--- Exercise instructions ---
Repeat each record exactly as written, and drop any images.

--- START Dataset ---

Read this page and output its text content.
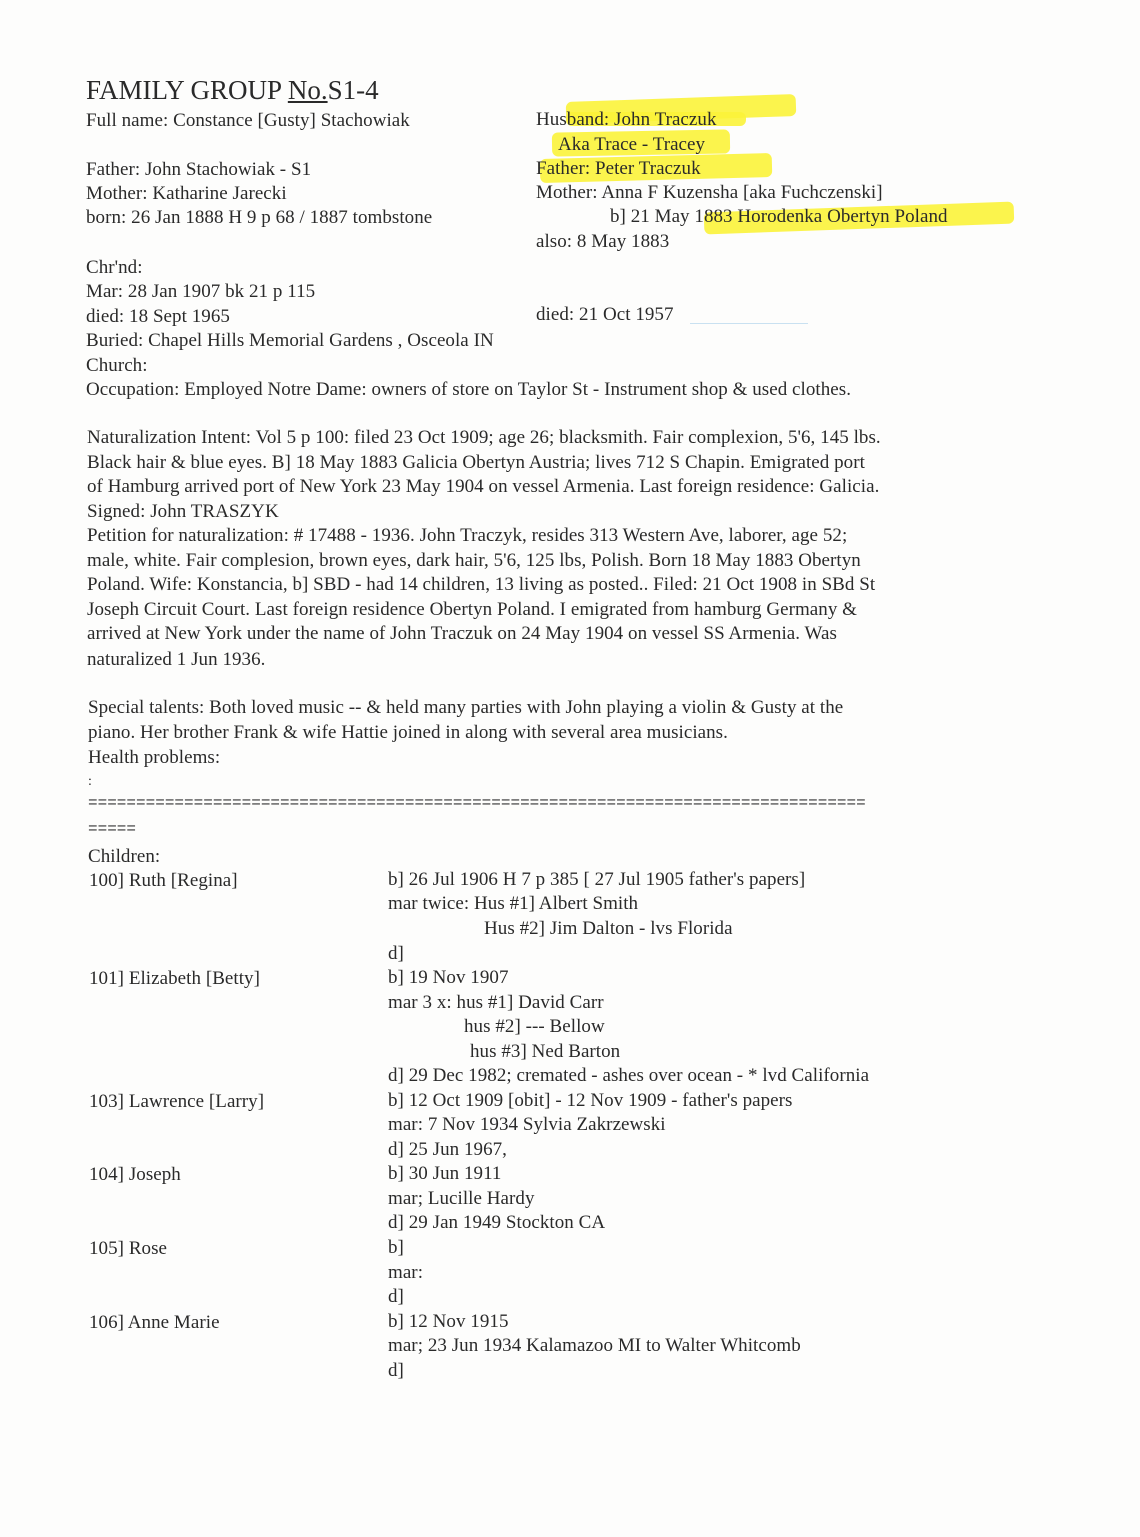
FAMILY GROUP No.S1-4
Full name: Constance [Gusty] Stachowiak
Father: John Stachowiak - S1
Mother: Katharine Jarecki
born: 26 Jan 1888 H 9 p 68 / 1887 tombstone
Chr'nd:
Mar: 28 Jan 1907 bk 21 p 115
died: 18 Sept 1965
Buried: Chapel Hills Memorial Gardens , Osceola IN
Church:
Occupation: Employed Notre Dame: owners of store on Taylor St - Instrument shop & used clothes.
Husband: John Traczuk
Aka Trace - Tracey
Father: Peter Traczuk
Mother: Anna F Kuzensha [aka Fuchczenski]
b] 21 May 1883 Horodenka Obertyn Poland
also: 8 May 1883
died: 21 Oct 1957
Naturalization Intent: Vol 5 p 100: filed 23 Oct 1909; age 26; blacksmith. Fair complexion, 5'6, 145 lbs.
Black hair & blue eyes. B] 18 May 1883 Galicia Obertyn Austria; lives 712 S Chapin. Emigrated port
of Hamburg arrived port of New York 23 May 1904 on vessel Armenia. Last foreign residence: Galicia.
Signed: John TRASZYK
Petition for naturalization: # 17488 - 1936. John Traczyk, resides 313 Western Ave, laborer, age 52;
male, white. Fair complesion, brown eyes, dark hair, 5'6, 125 lbs, Polish. Born 18 May 1883 Obertyn
Poland. Wife: Konstancia, b] SBD - had 14 children, 13 living as posted.. Filed: 21 Oct 1908 in SBd St
Joseph Circuit Court. Last foreign residence Obertyn Poland. I emigrated from hamburg Germany &
arrived at New York under the name of John Traczuk on 24 May 1904 on vessel SS Armenia. Was
naturalized 1 Jun 1936.
Special talents: Both loved music -- & held many parties with John playing a violin & Gusty at the
piano. Her brother Frank & wife Hattie joined in along with several area musicians.
Health problems:
:
=================================================================================
=====
Children:
100] Ruth [Regina]	b] 26 Jul 1906 H 7 p 385 [ 27 Jul 1905 father's papers]
mar twice: Hus #1] Albert Smith
Hus #2] Jim Dalton - lvs Florida
d]
101] Elizabeth [Betty]	b] 19 Nov 1907
mar 3 x: hus #1] David Carr
hus #2] --- Bellow
hus #3] Ned Barton
d] 29 Dec 1982; cremated - ashes over ocean - * lvd California
103] Lawrence [Larry]	b] 12 Oct 1909 [obit] - 12 Nov 1909 - father's papers
mar: 7 Nov 1934 Sylvia Zakrzewski
d] 25 Jun 1967,
104] Joseph	b] 30 Jun 1911
mar; Lucille Hardy
d] 29 Jan 1949 Stockton CA
105] Rose	b]
mar:
d]
106] Anne Marie	b] 12 Nov 1915
mar; 23 Jun 1934 Kalamazoo MI to Walter Whitcomb
d]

--- END Dataset ---

--- Response to the task ---
Read this page and output its text content.
FAMILY GROUP No.S1-4
Full name: Constance [Gusty] Stachowiak
Father: John Stachowiak - S1
Mother: Katharine Jarecki
born: 26 Jan 1888 H 9 p 68 / 1887 tombstone
Chr'nd:
Mar: 28 Jan 1907 bk 21 p 115
died: 18 Sept 1965
Buried: Chapel Hills Memorial Gardens , Osceola IN
Church:
Occupation: Employed Notre Dame: owners of store on Taylor St - Instrument shop & used clothes.
Husband: John Traczuk
Aka Trace - Tracey
Father: Peter Traczuk
Mother: Anna F Kuzensha [aka Fuchczenski]
b] 21 May 1883 Horodenka Obertyn Poland
also: 8 May 1883
died: 21 Oct 1957
Naturalization Intent: Vol 5 p 100: filed 23 Oct 1909; age 26; blacksmith. Fair complexion, 5'6, 145 lbs.
Black hair & blue eyes. B] 18 May 1883 Galicia Obertyn Austria; lives 712 S Chapin. Emigrated port
of Hamburg arrived port of New York 23 May 1904 on vessel Armenia. Last foreign residence: Galicia.
Signed: John TRASZYK
Petition for naturalization: # 17488 - 1936. John Traczyk, resides 313 Western Ave, laborer, age 52;
male, white. Fair complesion, brown eyes, dark hair, 5'6, 125 lbs, Polish. Born 18 May 1883 Obertyn
Poland. Wife: Konstancia, b] SBD - had 14 children, 13 living as posted.. Filed: 21 Oct 1908 in SBd St
Joseph Circuit Court. Last foreign residence Obertyn Poland. I emigrated from hamburg Germany &
arrived at New York under the name of John Traczuk on 24 May 1904 on vessel SS Armenia. Was
naturalized 1 Jun 1936.
Special talents: Both loved music -- & held many parties with John playing a violin & Gusty at the
piano. Her brother Frank & wife Hattie joined in along with several area musicians.
Health problems:
:
=================================================================================
=====
Children:
100] Ruth [Regina]	b] 26 Jul 1906 H 7 p 385 [ 27 Jul 1905 father's papers]
mar twice: Hus #1] Albert Smith
Hus #2] Jim Dalton - lvs Florida
d]
101] Elizabeth [Betty]	b] 19 Nov 1907
mar 3 x: hus #1] David Carr
hus #2] --- Bellow
hus #3] Ned Barton
d] 29 Dec 1982; cremated - ashes over ocean - * lvd California
103] Lawrence [Larry]	b] 12 Oct 1909 [obit] - 12 Nov 1909 - father's papers
mar: 7 Nov 1934 Sylvia Zakrzewski
d] 25 Jun 1967,
104] Joseph	b] 30 Jun 1911
mar; Lucille Hardy
d] 29 Jan 1949 Stockton CA
105] Rose	b]
mar:
d]
106] Anne Marie	b] 12 Nov 1915
mar; 23 Jun 1934 Kalamazoo MI to Walter Whitcomb
d]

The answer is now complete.